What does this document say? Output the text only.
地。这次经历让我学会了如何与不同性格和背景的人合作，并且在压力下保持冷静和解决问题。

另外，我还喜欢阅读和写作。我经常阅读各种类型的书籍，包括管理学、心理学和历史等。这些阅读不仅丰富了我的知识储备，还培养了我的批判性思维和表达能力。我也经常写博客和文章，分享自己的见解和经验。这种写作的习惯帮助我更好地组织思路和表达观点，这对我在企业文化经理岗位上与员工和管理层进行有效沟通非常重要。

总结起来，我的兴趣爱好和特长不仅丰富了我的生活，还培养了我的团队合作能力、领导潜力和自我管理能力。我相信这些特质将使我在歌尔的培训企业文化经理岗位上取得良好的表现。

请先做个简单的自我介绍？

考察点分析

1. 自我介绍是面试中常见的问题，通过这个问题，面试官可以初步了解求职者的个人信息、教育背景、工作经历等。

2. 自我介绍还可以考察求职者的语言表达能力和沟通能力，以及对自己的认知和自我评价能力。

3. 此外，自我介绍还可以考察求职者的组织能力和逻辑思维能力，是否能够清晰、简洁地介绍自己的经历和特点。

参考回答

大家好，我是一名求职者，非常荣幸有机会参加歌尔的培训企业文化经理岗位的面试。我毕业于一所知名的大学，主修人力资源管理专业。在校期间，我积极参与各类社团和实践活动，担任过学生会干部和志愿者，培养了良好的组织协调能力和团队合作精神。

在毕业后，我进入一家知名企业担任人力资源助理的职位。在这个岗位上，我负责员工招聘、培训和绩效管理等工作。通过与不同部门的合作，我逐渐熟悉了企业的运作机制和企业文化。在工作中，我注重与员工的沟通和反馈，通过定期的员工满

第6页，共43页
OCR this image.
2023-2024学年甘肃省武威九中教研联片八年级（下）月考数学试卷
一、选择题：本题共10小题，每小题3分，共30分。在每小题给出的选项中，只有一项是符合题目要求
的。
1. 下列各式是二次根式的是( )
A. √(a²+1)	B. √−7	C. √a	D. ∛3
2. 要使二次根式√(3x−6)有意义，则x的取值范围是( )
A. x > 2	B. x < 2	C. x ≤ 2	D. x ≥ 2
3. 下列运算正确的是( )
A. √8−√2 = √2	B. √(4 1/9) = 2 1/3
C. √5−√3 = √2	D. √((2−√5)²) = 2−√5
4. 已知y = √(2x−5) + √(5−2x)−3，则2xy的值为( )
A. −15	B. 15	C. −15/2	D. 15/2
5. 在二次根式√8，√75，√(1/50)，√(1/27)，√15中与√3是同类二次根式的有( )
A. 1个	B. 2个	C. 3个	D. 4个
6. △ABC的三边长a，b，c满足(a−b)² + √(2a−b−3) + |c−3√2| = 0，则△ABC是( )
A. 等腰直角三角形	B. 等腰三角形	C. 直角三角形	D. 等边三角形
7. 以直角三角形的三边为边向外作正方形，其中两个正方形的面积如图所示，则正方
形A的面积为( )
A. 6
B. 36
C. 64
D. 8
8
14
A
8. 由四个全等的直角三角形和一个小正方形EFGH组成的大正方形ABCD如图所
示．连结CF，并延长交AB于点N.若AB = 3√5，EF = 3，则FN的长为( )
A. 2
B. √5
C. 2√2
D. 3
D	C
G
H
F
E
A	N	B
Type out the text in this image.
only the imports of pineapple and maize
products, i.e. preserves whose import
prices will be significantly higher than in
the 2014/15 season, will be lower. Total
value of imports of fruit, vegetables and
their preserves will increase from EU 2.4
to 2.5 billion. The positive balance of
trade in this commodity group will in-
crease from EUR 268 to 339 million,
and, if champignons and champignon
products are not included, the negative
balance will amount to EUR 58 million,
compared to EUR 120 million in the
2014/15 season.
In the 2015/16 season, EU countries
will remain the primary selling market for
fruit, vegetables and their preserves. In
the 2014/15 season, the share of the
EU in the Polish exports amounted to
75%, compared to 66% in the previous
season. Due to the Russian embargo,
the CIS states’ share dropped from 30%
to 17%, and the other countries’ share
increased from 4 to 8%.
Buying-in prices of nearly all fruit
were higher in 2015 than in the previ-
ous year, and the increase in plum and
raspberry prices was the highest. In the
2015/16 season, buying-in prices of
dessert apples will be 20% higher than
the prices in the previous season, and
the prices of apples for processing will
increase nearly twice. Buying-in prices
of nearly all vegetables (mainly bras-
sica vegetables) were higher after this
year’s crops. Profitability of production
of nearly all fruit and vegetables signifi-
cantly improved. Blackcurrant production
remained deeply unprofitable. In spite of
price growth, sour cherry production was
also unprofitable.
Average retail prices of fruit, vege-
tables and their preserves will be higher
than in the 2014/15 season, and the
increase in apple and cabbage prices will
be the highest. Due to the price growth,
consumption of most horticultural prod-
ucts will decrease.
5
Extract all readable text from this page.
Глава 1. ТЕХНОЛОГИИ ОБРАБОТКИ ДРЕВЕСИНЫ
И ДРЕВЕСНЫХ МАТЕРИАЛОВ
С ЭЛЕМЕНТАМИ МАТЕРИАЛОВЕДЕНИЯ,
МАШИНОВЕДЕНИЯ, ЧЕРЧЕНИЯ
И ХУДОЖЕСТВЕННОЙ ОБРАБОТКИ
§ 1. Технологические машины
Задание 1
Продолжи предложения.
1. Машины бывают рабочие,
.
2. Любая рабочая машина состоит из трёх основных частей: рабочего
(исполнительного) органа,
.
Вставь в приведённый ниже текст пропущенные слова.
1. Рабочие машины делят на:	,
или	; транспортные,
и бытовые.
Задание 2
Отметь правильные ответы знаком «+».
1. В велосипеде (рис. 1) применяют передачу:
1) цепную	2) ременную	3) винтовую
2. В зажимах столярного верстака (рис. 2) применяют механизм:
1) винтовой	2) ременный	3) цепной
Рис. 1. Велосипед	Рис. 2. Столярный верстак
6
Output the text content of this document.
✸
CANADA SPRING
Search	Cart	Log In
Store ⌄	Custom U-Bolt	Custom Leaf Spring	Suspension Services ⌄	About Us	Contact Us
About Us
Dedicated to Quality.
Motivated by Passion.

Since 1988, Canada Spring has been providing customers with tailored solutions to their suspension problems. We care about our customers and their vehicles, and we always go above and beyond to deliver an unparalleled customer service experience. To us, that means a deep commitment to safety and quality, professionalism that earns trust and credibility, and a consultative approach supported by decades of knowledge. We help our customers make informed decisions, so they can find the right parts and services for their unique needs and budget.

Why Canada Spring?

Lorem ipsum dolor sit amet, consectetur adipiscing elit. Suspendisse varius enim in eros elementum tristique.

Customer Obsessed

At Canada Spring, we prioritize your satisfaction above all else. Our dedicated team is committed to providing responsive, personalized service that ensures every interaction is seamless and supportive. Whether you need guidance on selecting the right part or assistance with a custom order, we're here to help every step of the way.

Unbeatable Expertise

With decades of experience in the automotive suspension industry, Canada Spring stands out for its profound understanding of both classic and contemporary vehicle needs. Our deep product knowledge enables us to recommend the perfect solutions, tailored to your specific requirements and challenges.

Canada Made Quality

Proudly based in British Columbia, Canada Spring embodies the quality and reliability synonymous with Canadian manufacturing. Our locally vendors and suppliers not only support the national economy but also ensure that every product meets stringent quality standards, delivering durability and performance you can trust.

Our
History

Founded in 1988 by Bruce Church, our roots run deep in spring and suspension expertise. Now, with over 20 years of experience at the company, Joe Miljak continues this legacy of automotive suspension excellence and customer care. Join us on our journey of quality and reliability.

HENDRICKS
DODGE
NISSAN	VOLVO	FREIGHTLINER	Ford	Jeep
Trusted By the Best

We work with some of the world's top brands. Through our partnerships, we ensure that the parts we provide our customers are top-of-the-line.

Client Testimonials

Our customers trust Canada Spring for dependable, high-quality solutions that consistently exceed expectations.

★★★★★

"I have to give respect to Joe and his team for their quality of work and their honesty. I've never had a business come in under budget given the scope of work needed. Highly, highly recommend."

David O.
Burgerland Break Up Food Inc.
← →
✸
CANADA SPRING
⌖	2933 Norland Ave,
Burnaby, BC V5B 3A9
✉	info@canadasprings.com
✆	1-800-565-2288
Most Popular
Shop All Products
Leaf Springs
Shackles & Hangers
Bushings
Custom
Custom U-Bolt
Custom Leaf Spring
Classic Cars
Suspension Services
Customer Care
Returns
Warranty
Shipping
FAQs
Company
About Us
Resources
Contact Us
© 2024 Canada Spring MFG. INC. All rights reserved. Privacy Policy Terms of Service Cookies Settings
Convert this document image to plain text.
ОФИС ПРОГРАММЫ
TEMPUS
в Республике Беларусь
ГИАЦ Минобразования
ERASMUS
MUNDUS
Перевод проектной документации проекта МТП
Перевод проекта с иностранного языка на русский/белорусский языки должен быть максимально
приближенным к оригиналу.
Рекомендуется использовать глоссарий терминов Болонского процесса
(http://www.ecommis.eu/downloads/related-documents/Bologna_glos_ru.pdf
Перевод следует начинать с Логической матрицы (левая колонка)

**What is expected**. Copy all lines from the material that hold "only".

**The result**.
What does this document say? Output the text only.
only the imports of pineapple and maize
Proudly based in British Columbia, Canada Spring embodies the quality and reliability synonymous with Canadian manufacturing. Our locally vendors and suppliers not only support the national economy but also ensure that every product meets stringent quality standards, delivering durability and performance you can trust.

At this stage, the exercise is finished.